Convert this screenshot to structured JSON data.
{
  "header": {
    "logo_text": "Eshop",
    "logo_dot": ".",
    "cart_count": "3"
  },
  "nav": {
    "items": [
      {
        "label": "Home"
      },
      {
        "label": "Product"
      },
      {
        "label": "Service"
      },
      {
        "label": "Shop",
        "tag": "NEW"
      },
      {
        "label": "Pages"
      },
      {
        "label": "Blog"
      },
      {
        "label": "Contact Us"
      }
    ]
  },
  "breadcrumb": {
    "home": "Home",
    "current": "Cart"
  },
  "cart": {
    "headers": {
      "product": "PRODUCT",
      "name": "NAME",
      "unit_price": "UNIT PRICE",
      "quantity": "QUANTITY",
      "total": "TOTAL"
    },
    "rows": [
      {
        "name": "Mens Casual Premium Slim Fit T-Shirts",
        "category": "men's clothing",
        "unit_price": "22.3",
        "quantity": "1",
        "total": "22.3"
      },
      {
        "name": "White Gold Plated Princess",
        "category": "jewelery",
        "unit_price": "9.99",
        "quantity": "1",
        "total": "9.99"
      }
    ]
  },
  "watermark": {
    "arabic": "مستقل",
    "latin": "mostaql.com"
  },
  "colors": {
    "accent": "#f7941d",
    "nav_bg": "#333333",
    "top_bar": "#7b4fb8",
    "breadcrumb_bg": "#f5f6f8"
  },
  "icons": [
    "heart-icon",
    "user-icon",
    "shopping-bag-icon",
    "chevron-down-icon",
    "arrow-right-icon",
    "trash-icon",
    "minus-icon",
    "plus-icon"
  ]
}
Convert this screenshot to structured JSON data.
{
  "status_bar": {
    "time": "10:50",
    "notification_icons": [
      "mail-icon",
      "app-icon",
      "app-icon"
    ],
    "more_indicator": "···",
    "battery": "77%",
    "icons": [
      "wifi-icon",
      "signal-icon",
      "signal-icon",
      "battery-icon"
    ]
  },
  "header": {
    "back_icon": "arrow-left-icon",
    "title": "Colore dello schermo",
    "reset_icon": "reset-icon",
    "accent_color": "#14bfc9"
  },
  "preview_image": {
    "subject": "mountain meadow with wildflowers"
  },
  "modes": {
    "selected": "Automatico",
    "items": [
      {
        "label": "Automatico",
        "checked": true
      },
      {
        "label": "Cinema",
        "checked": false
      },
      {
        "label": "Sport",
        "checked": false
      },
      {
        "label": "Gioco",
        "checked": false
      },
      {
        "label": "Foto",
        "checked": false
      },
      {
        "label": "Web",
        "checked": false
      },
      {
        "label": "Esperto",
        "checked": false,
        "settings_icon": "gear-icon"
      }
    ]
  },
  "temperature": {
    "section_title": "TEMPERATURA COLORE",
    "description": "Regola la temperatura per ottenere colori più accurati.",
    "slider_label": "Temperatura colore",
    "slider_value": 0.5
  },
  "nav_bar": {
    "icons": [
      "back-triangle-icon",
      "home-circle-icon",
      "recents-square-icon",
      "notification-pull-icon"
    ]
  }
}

════

Written instruction: Reproduce each record exactly as it appears.

Solution to the problem:
Convert this screenshot to structured JSON data.
{
  "header": {
    "logo_text": "Eshop",
    "logo_dot": ".",
    "cart_count": "3"
  },
  "nav": {
    "items": [
      {
        "label": "Home"
      },
      {
        "label": "Product"
      },
      {
        "label": "Service"
      },
      {
        "label": "Shop",
        "tag": "NEW"
      },
      {
        "label": "Pages"
      },
      {
        "label": "Blog"
      },
      {
        "label": "Contact Us"
      }
    ]
  },
  "breadcrumb": {
    "home": "Home",
    "current": "Cart"
  },
  "cart": {
    "headers": {
      "product": "PRODUCT",
      "name": "NAME",
      "unit_price": "UNIT PRICE",
      "quantity": "QUANTITY",
      "total": "TOTAL"
    },
    "rows": [
      {
        "name": "Mens Casual Premium Slim Fit T-Shirts",
        "category": "men's clothing",
        "unit_price": "22.3",
        "quantity": "1",
        "total": "22.3"
      },
      {
        "name": "White Gold Plated Princess",
        "category": "jewelery",
        "unit_price": "9.99",
        "quantity": "1",
        "total": "9.99"
      }
    ]
  },
  "watermark": {
    "arabic": "مستقل",
    "latin": "mostaql.com"
  },
  "colors": {
    "accent": "#f7941d",
    "nav_bg": "#333333",
    "top_bar": "#7b4fb8",
    "breadcrumb_bg": "#f5f6f8"
  },
  "icons": [
    "heart-icon",
    "user-icon",
    "shopping-bag-icon",
    "chevron-down-icon",
    "arrow-right-icon",
    "trash-icon",
    "minus-icon",
    "plus-icon"
  ]
}
Convert this screenshot to structured JSON data.
{
  "status_bar": {
    "time": "10:50",
    "notification_icons": [
      "mail-icon",
      "app-icon",
      "app-icon"
    ],
    "more_indicator": "···",
    "battery": "77%",
    "icons": [
      "wifi-icon",
      "signal-icon",
      "signal-icon",
      "battery-icon"
    ]
  },
  "header": {
    "back_icon": "arrow-left-icon",
    "title": "Colore dello schermo",
    "reset_icon": "reset-icon",
    "accent_color": "#14bfc9"
  },
  "preview_image": {
    "subject": "mountain meadow with wildflowers"
  },
  "modes": {
    "selected": "Automatico",
    "items": [
      {
        "label": "Automatico",
        "checked": true
      },
      {
        "label": "Cinema",
        "checked": false
      },
      {
        "label": "Sport",
        "checked": false
      },
      {
        "label": "Gioco",
        "checked": false
      },
      {
        "label": "Foto",
        "checked": false
      },
      {
        "label": "Web",
        "checked": false
      },
      {
        "label": "Esperto",
        "checked": false,
        "settings_icon": "gear-icon"
      }
    ]
  },
  "temperature": {
    "section_title": "TEMPERATURA COLORE",
    "description": "Regola la temperatura per ottenere colori più accurati.",
    "slider_label": "Temperatura colore",
    "slider_value": 0.5
  },
  "nav_bar": {
    "icons": [
      "back-triangle-icon",
      "home-circle-icon",
      "recents-square-icon",
      "notification-pull-icon"
    ]
  }
}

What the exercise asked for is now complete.